* _Instruction_: Check every line below for the word "Operació" and show those that hold it.

----

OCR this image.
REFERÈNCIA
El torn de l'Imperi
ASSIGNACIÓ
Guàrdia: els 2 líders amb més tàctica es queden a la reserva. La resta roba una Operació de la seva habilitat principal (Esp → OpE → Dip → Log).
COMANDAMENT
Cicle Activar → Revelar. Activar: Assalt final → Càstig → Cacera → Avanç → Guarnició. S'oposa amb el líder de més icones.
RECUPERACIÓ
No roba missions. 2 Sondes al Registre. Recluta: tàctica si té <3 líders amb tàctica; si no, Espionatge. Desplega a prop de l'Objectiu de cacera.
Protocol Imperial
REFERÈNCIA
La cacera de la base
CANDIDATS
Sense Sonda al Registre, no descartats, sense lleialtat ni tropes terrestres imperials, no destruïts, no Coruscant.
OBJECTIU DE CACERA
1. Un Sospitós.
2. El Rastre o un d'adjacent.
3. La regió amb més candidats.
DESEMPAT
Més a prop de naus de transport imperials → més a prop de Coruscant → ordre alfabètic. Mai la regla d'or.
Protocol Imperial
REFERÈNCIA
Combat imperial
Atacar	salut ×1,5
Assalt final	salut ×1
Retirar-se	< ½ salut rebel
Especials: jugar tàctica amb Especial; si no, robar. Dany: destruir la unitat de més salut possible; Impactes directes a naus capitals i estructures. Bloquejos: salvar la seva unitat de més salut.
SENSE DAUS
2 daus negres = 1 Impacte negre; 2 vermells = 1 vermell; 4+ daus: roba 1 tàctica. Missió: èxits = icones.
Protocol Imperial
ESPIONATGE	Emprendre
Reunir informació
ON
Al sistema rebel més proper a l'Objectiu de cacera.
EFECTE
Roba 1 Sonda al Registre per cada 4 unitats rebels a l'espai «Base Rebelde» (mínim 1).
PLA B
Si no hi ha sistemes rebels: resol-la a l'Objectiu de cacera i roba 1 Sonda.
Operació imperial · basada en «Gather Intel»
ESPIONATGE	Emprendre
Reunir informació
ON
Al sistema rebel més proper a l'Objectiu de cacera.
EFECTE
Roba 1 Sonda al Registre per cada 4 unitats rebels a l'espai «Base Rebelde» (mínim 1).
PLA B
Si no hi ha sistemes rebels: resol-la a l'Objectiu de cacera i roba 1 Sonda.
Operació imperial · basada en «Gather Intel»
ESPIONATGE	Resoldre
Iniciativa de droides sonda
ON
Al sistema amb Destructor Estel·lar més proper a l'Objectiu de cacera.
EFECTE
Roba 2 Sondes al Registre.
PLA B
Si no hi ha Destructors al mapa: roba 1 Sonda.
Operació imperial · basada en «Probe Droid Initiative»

----

* _Correct response_:
Guàrdia: els 2 líders amb més tàctica es queden a la reserva. La resta roba una Operació de la seva habilitat principal (Esp → OpE → Dip → Log).
Operació imperial · basada en «Gather Intel»
Operació imperial · basada en «Gather Intel»
Operació imperial · basada en «Probe Droid Initiative»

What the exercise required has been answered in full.